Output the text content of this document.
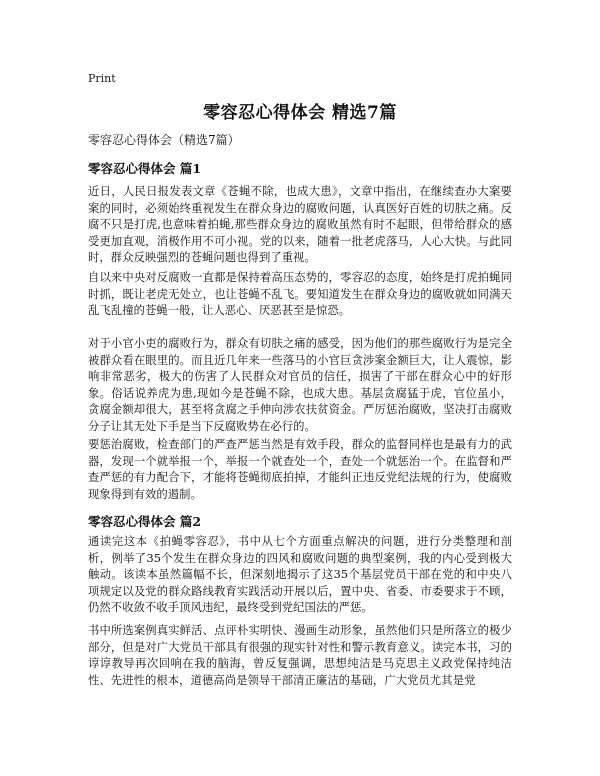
Print
零容忍心得体会 精选7篇
零容忍心得体会（精选7篇）
零容忍心得体会 篇1
近日，人民日报发表文章《苍蝇不除，也成大患》，文章中指出，在继续查办大案要案的同时，必须始终重视发生在群众身边的腐败问题，认真医好百姓的切肤之痛。反腐不只是打虎,也意味着拍蝇,那些群众身边的腐败虽然有时不起眼，但带给群众的感受更加直观，消极作用不可小视。党的以来，随着一批老虎落马，人心大快。与此同时，群众反映强烈的苍蝇问题也得到了重视。
自以来中央对反腐败一直都是保持着高压态势的，零容忍的态度，始终是打虎拍蝇同时抓，既让老虎无处立，也让苍蝇不乱飞。要知道发生在群众身边的腐败就如同满天乱飞乱撞的苍蝇一般，让人恶心、厌恶甚至是惊恐。
对于小官小吏的腐败行为，群众有切肤之痛的感受，因为他们的那些腐败行为是完全被群众看在眼里的。而且近几年来一些落马的小官巨贪涉案金额巨大，让人震惊，影响非常恶劣，极大的伤害了人民群众对官员的信任，损害了干部在群众心中的好形象。俗话说养虎为患,现如今是苍蝇不除，也成大患。基层贪腐猛于虎，官位虽小，贪腐金额却很大，甚至将贪腐之手伸向涉农扶贫资金。严厉惩治腐败，坚决打击腐败分子让其无处下手是当下反腐败势在必行的。
要惩治腐败，检查部门的严查严惩当然是有效手段，群众的监督同样也是最有力的武器，发现一个就举报一个，举报一个就查处一个，查处一个就惩治一个。在监督和严查严惩的有力配合下，才能将苍蝇彻底拍掉，才能纠正违反党纪法规的行为，使腐败现象得到有效的遏制。
零容忍心得体会 篇2
通读完这本《拍蝇零容忍》，书中从七个方面重点解决的问题，进行分类整理和剖析，例举了35个发生在群众身边的四风和腐败问题的典型案例，我的内心受到极大触动。该读本虽然篇幅不长，但深刻地揭示了这35个基层党员干部在党的和中央八项规定以及党的群众路线教育实践活动开展以后，置中央、省委、市委要求于不顾，仍然不收敛不收手顶风违纪，最终受到党纪国法的严惩。
书中所选案例真实鲜活、点评朴实明快、漫画生动形象，虽然他们只是所落立的极少部分，但是对广大党员干部具有很强的现实针对性和警示教育意义。读完本书，习的谆谆教导再次回响在我的脑海，曾反复强调，思想纯洁是马克思主义政党保持纯洁性、先进性的根本，道德高尚是领导干部清正廉洁的基础，广大党员尤其是党
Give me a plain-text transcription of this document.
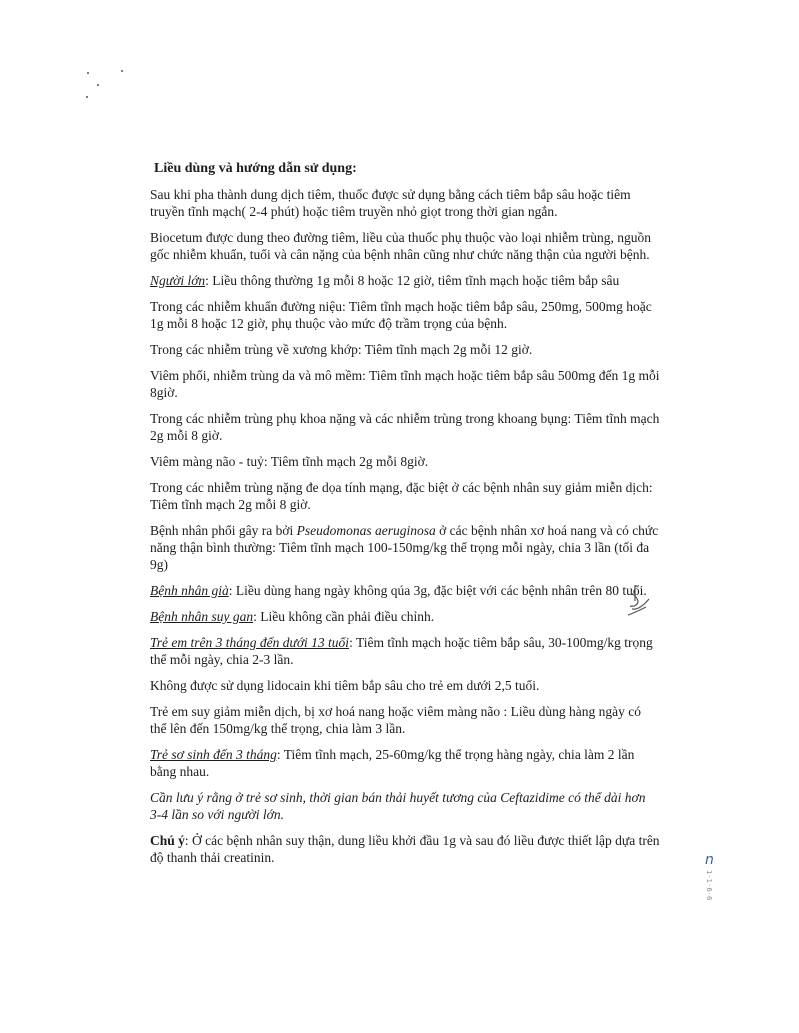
Liều dùng và hướng dẫn sử dụng:
Sau khi pha thành dung dịch tiêm, thuốc được sử dụng bằng cách tiêm bắp sâu hoặc tiêm truyền tĩnh mạch( 2-4 phút) hoặc tiêm truyền nhỏ giọt trong thời gian ngắn.
Biocetum được dung theo đường tiêm, liều của thuốc phụ thuộc vào loại nhiễm trùng, nguồn gốc nhiễm khuẩn, tuổi và cân nặng của bệnh nhân cũng như chức năng thận của người bệnh.
Người lớn: Liều thông thường 1g mỗi 8 hoặc 12 giờ, tiêm tĩnh mạch hoặc tiêm bắp sâu
Trong các nhiễm khuẩn đường niệu: Tiêm tĩnh mạch hoặc tiêm bắp sâu, 250mg, 500mg hoặc 1g mỗi 8 hoặc 12 giờ, phụ thuộc vào mức độ trầm trọng của bệnh.
Trong các nhiễm trùng về xương khớp: Tiêm tĩnh mạch 2g mỗi 12 giờ.
Viêm phổi, nhiễm trùng da và mô mềm: Tiêm tĩnh mạch hoặc tiêm bắp sâu 500mg đến 1g mỗi 8giờ.
Trong các nhiễm trùng phụ khoa nặng và các nhiễm trùng trong khoang bụng: Tiêm tĩnh mạch 2g mỗi 8 giờ.
Viêm màng não - tuỷ: Tiêm tĩnh mạch 2g mỗi 8giờ.
Trong các nhiễm trùng nặng đe dọa tính mạng, đặc biệt ở các bệnh nhân suy giảm miễn dịch: Tiêm tĩnh mạch 2g mỗi 8 giờ.
Bệnh nhân phổi gây ra bởi Pseudomonas aeruginosa ở các bệnh nhân xơ hoá nang và có chức năng thận bình thường: Tiêm tĩnh mạch 100-150mg/kg thể trọng mỗi ngày, chia 3 lần (tối đa 9g)
Bệnh nhân già: Liều dùng hang ngày không qúa 3g, đặc biệt với các bệnh nhân trên 80 tuổi.
Bệnh nhân suy gan: Liều không cần phải điều chỉnh.
Trẻ em trên 3 tháng đến dưới 13 tuổi: Tiêm tĩnh mạch hoặc tiêm bắp sâu, 30-100mg/kg trọng thể mỗi ngày, chia 2-3 lần.
Không được sử dụng lidocain khi tiêm bắp sâu cho trẻ em dưới 2,5 tuổi.
Trẻ em suy giảm miễn dịch, bị xơ hoá nang hoặc viêm màng não : Liều dùng hàng ngày có thể lên đến 150mg/kg thể trọng, chia làm 3 lần.
Trẻ sơ sinh đến 3 tháng: Tiêm tĩnh mạch, 25-60mg/kg thể trọng hàng ngày, chia làm 2 lần bằng nhau.
Cần lưu ý rằng ở trẻ sơ sinh, thời gian bán thải huyết tương của Ceftazidime có thể dài hơn 3-4 lần so với người lớn.
Chú ý: Ở các bệnh nhân suy thận, dung liều khởi đầu 1g và sau đó liều được thiết lập dựa trên độ thanh thải creatinin.	n
1·1·6·6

## WHAT THE EXERCISE ASKS
Of the lines in the material, how many include "dụng"? Respond with the number alone.

## EXERCISE RESPONSE
3